Your instructions ▸ Below is a block of data; give all of it again word for word.

Records supplied ▸
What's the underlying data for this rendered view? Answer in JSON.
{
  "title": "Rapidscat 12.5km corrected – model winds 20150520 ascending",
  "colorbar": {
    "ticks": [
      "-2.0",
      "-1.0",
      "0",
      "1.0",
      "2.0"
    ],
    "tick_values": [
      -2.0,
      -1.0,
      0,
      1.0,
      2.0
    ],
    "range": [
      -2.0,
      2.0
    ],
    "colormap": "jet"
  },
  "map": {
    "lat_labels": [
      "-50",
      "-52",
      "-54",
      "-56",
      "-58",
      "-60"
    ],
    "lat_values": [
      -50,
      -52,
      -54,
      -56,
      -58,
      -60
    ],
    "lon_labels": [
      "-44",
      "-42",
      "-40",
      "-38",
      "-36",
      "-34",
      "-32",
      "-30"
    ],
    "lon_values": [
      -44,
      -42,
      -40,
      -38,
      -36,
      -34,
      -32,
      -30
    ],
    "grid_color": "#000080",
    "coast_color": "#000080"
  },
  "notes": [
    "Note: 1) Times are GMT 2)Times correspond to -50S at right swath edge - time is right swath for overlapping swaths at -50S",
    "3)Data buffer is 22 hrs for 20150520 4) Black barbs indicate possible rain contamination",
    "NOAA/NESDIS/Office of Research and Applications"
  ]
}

Result of the task ▸
What's the underlying data for this rendered view? Answer in JSON.
{
  "title": "Rapidscat 12.5km corrected – model winds 20150520 ascending",
  "colorbar": {
    "ticks": [
      "-2.0",
      "-1.0",
      "0",
      "1.0",
      "2.0"
    ],
    "tick_values": [
      -2.0,
      -1.0,
      0,
      1.0,
      2.0
    ],
    "range": [
      -2.0,
      2.0
    ],
    "colormap": "jet"
  },
  "map": {
    "lat_labels": [
      "-50",
      "-52",
      "-54",
      "-56",
      "-58",
      "-60"
    ],
    "lat_values": [
      -50,
      -52,
      -54,
      -56,
      -58,
      -60
    ],
    "lon_labels": [
      "-44",
      "-42",
      "-40",
      "-38",
      "-36",
      "-34",
      "-32",
      "-30"
    ],
    "lon_values": [
      -44,
      -42,
      -40,
      -38,
      -36,
      -34,
      -32,
      -30
    ],
    "grid_color": "#000080",
    "coast_color": "#000080"
  },
  "notes": [
    "Note: 1) Times are GMT 2)Times correspond to -50S at right swath edge - time is right swath for overlapping swaths at -50S",
    "3)Data buffer is 22 hrs for 20150520 4) Black barbs indicate possible rain contamination",
    "NOAA/NESDIS/Office of Research and Applications"
  ]
}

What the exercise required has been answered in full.